Copy each line below that includes "ммоль".

=-=-=-=-=

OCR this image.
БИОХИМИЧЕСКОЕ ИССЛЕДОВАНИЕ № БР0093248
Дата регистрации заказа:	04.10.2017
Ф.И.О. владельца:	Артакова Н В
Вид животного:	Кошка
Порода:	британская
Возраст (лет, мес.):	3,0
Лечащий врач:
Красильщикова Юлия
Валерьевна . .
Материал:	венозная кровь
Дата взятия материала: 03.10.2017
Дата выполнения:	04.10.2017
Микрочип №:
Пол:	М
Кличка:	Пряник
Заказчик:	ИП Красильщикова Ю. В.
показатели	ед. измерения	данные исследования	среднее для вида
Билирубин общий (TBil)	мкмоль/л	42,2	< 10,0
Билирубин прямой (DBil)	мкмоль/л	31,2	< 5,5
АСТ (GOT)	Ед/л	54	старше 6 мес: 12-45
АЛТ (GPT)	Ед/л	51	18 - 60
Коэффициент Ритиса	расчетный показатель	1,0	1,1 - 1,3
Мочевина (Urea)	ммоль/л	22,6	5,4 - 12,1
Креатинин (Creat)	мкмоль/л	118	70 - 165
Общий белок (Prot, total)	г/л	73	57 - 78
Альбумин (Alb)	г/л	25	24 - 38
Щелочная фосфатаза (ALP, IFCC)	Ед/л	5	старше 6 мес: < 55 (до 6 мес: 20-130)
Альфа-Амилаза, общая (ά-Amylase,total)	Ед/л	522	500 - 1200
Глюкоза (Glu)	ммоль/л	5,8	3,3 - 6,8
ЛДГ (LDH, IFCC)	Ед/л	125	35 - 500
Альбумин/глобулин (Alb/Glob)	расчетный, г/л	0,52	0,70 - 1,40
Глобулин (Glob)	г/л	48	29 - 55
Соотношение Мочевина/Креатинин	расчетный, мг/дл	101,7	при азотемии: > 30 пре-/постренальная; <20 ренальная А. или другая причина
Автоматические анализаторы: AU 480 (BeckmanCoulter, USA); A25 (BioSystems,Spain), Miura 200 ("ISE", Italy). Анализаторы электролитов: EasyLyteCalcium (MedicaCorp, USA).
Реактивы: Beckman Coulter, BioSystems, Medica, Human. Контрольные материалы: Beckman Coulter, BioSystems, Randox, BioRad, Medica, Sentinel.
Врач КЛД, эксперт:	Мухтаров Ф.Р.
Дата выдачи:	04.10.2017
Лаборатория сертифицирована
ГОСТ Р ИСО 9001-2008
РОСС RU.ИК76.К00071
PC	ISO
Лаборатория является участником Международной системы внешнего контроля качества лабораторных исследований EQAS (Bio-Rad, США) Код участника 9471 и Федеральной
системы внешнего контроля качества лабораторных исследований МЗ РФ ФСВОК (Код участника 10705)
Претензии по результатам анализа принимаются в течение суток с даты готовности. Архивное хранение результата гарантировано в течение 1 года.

=-=-=-=-=

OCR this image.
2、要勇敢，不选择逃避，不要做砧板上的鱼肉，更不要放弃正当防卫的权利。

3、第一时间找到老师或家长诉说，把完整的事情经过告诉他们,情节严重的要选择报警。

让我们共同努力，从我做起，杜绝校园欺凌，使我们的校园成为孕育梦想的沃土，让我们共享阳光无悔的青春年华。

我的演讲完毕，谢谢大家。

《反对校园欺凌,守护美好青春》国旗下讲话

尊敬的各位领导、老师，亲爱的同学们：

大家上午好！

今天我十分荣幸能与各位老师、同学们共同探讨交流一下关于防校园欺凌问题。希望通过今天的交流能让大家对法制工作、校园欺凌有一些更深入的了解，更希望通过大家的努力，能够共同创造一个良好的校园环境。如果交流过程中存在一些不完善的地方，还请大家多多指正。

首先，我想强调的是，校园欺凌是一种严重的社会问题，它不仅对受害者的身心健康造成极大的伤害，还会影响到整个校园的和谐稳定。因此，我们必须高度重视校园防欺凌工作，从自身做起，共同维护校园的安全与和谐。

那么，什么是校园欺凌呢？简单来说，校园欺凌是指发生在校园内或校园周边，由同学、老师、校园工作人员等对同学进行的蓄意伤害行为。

=-=-=-=-=

§ TASK SOLUTION
Мочевина (Urea)	ммоль/л	22,6	5,4 - 12,1
Глюкоза (Glu)	ммоль/л	5,8	3,3 - 6,8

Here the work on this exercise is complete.